▶ SHORT TASK
Each line of the material must be returned exactly.

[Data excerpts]
=-=-=-=-=

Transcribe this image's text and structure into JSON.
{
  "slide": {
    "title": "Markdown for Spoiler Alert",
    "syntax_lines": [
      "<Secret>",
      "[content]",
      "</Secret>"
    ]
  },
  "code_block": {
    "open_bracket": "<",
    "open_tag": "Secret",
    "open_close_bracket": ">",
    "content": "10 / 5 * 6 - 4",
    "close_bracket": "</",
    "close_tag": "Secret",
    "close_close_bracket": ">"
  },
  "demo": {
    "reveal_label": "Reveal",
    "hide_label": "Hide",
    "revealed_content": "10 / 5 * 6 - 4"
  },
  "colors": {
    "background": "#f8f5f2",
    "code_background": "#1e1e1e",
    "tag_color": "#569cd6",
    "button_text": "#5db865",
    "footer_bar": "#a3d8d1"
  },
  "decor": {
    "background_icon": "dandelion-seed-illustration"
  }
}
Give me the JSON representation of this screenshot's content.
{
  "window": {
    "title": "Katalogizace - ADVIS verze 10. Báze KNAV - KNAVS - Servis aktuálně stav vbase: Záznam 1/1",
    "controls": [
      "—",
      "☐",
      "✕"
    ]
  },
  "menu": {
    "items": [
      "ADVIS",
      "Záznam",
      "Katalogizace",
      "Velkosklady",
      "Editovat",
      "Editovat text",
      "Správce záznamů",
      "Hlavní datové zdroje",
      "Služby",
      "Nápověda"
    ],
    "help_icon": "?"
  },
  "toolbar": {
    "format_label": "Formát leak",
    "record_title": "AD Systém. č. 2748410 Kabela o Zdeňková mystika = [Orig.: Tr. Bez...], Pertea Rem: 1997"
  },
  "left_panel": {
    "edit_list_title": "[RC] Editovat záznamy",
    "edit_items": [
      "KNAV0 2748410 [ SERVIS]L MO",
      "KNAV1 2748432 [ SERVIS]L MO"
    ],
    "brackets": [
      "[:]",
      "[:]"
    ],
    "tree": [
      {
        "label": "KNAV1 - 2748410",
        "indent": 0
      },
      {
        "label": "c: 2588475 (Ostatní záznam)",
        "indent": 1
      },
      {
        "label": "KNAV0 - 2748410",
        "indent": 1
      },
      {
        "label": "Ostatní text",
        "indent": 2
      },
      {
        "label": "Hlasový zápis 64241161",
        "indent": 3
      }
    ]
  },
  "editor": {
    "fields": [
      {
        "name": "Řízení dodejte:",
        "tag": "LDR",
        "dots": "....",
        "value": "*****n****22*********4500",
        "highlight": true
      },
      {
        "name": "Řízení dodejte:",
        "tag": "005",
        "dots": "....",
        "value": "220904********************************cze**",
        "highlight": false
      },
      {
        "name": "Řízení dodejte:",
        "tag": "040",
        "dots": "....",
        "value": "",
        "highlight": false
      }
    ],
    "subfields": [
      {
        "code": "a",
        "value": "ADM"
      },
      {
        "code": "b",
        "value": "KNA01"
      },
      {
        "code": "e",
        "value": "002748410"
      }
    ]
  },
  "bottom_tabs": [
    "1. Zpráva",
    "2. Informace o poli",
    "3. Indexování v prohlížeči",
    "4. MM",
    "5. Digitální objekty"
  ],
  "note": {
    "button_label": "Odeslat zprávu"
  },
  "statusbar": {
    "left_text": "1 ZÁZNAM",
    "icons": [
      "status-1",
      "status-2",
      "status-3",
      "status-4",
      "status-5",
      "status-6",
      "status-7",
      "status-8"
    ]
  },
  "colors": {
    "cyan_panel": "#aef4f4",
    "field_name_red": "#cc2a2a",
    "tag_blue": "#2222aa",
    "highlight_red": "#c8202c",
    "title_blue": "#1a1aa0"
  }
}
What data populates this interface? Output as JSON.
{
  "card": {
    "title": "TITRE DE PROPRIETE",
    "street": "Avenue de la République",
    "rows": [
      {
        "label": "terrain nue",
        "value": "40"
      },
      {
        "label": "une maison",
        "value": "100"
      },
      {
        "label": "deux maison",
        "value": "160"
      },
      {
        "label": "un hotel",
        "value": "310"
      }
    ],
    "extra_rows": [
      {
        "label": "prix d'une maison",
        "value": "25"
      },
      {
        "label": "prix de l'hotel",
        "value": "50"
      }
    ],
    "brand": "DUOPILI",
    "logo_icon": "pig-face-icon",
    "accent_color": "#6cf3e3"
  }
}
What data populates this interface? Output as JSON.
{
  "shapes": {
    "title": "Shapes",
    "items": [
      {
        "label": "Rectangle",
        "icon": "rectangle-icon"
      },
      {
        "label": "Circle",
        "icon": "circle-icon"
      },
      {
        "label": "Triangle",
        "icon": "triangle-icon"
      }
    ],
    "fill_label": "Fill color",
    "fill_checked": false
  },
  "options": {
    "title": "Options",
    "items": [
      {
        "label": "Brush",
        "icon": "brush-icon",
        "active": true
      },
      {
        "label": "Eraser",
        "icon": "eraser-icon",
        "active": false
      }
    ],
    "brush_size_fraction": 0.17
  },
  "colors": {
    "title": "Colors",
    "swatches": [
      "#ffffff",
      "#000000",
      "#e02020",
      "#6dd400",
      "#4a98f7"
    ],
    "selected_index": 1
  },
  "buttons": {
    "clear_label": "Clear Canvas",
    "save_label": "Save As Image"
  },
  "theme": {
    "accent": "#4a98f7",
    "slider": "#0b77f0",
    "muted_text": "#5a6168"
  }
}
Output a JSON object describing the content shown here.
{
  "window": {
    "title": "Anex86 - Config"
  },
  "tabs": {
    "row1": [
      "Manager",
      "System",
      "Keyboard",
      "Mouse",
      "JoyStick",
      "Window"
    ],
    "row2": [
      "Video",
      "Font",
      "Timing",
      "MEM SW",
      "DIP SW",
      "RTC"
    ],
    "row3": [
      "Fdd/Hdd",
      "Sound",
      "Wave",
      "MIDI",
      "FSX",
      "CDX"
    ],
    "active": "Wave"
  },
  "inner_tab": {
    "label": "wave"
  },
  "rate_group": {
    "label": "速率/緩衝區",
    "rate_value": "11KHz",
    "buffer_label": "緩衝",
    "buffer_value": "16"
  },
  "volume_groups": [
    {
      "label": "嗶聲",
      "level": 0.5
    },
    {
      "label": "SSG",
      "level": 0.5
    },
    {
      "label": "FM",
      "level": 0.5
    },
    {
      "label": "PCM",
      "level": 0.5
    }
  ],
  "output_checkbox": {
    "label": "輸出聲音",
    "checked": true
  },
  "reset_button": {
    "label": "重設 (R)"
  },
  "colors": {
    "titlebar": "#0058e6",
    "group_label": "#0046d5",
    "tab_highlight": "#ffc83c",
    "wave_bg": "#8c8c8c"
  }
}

=-=-=-=-=

▶ RESULT BELOW
Transcribe this image's text and structure into JSON.
{
  "slide": {
    "title": "Markdown for Spoiler Alert",
    "syntax_lines": [
      "<Secret>",
      "[content]",
      "</Secret>"
    ]
  },
  "code_block": {
    "open_bracket": "<",
    "open_tag": "Secret",
    "open_close_bracket": ">",
    "content": "10 / 5 * 6 - 4",
    "close_bracket": "</",
    "close_tag": "Secret",
    "close_close_bracket": ">"
  },
  "demo": {
    "reveal_label": "Reveal",
    "hide_label": "Hide",
    "revealed_content": "10 / 5 * 6 - 4"
  },
  "colors": {
    "background": "#f8f5f2",
    "code_background": "#1e1e1e",
    "tag_color": "#569cd6",
    "button_text": "#5db865",
    "footer_bar": "#a3d8d1"
  },
  "decor": {
    "background_icon": "dandelion-seed-illustration"
  }
}
Give me the JSON representation of this screenshot's content.
{
  "window": {
    "title": "Katalogizace - ADVIS verze 10. Báze KNAV - KNAVS - Servis aktuálně stav vbase: Záznam 1/1",
    "controls": [
      "—",
      "☐",
      "✕"
    ]
  },
  "menu": {
    "items": [
      "ADVIS",
      "Záznam",
      "Katalogizace",
      "Velkosklady",
      "Editovat",
      "Editovat text",
      "Správce záznamů",
      "Hlavní datové zdroje",
      "Služby",
      "Nápověda"
    ],
    "help_icon": "?"
  },
  "toolbar": {
    "format_label": "Formát leak",
    "record_title": "AD Systém. č. 2748410 Kabela o Zdeňková mystika = [Orig.: Tr. Bez...], Pertea Rem: 1997"
  },
  "left_panel": {
    "edit_list_title": "[RC] Editovat záznamy",
    "edit_items": [
      "KNAV0 2748410 [ SERVIS]L MO",
      "KNAV1 2748432 [ SERVIS]L MO"
    ],
    "brackets": [
      "[:]",
      "[:]"
    ],
    "tree": [
      {
        "label": "KNAV1 - 2748410",
        "indent": 0
      },
      {
        "label": "c: 2588475 (Ostatní záznam)",
        "indent": 1
      },
      {
        "label": "KNAV0 - 2748410",
        "indent": 1
      },
      {
        "label": "Ostatní text",
        "indent": 2
      },
      {
        "label": "Hlasový zápis 64241161",
        "indent": 3
      }
    ]
  },
  "editor": {
    "fields": [
      {
        "name": "Řízení dodejte:",
        "tag": "LDR",
        "dots": "....",
        "value": "*****n****22*********4500",
        "highlight": true
      },
      {
        "name": "Řízení dodejte:",
        "tag": "005",
        "dots": "....",
        "value": "220904********************************cze**",
        "highlight": false
      },
      {
        "name": "Řízení dodejte:",
        "tag": "040",
        "dots": "....",
        "value": "",
        "highlight": false
      }
    ],
    "subfields": [
      {
        "code": "a",
        "value": "ADM"
      },
      {
        "code": "b",
        "value": "KNA01"
      },
      {
        "code": "e",
        "value": "002748410"
      }
    ]
  },
  "bottom_tabs": [
    "1. Zpráva",
    "2. Informace o poli",
    "3. Indexování v prohlížeči",
    "4. MM",
    "5. Digitální objekty"
  ],
  "note": {
    "button_label": "Odeslat zprávu"
  },
  "statusbar": {
    "left_text": "1 ZÁZNAM",
    "icons": [
      "status-1",
      "status-2",
      "status-3",
      "status-4",
      "status-5",
      "status-6",
      "status-7",
      "status-8"
    ]
  },
  "colors": {
    "cyan_panel": "#aef4f4",
    "field_name_red": "#cc2a2a",
    "tag_blue": "#2222aa",
    "highlight_red": "#c8202c",
    "title_blue": "#1a1aa0"
  }
}
What data populates this interface? Output as JSON.
{
  "card": {
    "title": "TITRE DE PROPRIETE",
    "street": "Avenue de la République",
    "rows": [
      {
        "label": "terrain nue",
        "value": "40"
      },
      {
        "label": "une maison",
        "value": "100"
      },
      {
        "label": "deux maison",
        "value": "160"
      },
      {
        "label": "un hotel",
        "value": "310"
      }
    ],
    "extra_rows": [
      {
        "label": "prix d'une maison",
        "value": "25"
      },
      {
        "label": "prix de l'hotel",
        "value": "50"
      }
    ],
    "brand": "DUOPILI",
    "logo_icon": "pig-face-icon",
    "accent_color": "#6cf3e3"
  }
}
What data populates this interface? Output as JSON.
{
  "shapes": {
    "title": "Shapes",
    "items": [
      {
        "label": "Rectangle",
        "icon": "rectangle-icon"
      },
      {
        "label": "Circle",
        "icon": "circle-icon"
      },
      {
        "label": "Triangle",
        "icon": "triangle-icon"
      }
    ],
    "fill_label": "Fill color",
    "fill_checked": false
  },
  "options": {
    "title": "Options",
    "items": [
      {
        "label": "Brush",
        "icon": "brush-icon",
        "active": true
      },
      {
        "label": "Eraser",
        "icon": "eraser-icon",
        "active": false
      }
    ],
    "brush_size_fraction": 0.17
  },
  "colors": {
    "title": "Colors",
    "swatches": [
      "#ffffff",
      "#000000",
      "#e02020",
      "#6dd400",
      "#4a98f7"
    ],
    "selected_index": 1
  },
  "buttons": {
    "clear_label": "Clear Canvas",
    "save_label": "Save As Image"
  },
  "theme": {
    "accent": "#4a98f7",
    "slider": "#0b77f0",
    "muted_text": "#5a6168"
  }
}
Output a JSON object describing the content shown here.
{
  "window": {
    "title": "Anex86 - Config"
  },
  "tabs": {
    "row1": [
      "Manager",
      "System",
      "Keyboard",
      "Mouse",
      "JoyStick",
      "Window"
    ],
    "row2": [
      "Video",
      "Font",
      "Timing",
      "MEM SW",
      "DIP SW",
      "RTC"
    ],
    "row3": [
      "Fdd/Hdd",
      "Sound",
      "Wave",
      "MIDI",
      "FSX",
      "CDX"
    ],
    "active": "Wave"
  },
  "inner_tab": {
    "label": "wave"
  },
  "rate_group": {
    "label": "速率/緩衝區",
    "rate_value": "11KHz",
    "buffer_label": "緩衝",
    "buffer_value": "16"
  },
  "volume_groups": [
    {
      "label": "嗶聲",
      "level": 0.5
    },
    {
      "label": "SSG",
      "level": 0.5
    },
    {
      "label": "FM",
      "level": 0.5
    },
    {
      "label": "PCM",
      "level": 0.5
    }
  ],
  "output_checkbox": {
    "label": "輸出聲音",
    "checked": true
  },
  "reset_button": {
    "label": "重設 (R)"
  },
  "colors": {
    "titlebar": "#0058e6",
    "group_label": "#0046d5",
    "tab_highlight": "#ffc83c",
    "wave_bg": "#8c8c8c"
  }
}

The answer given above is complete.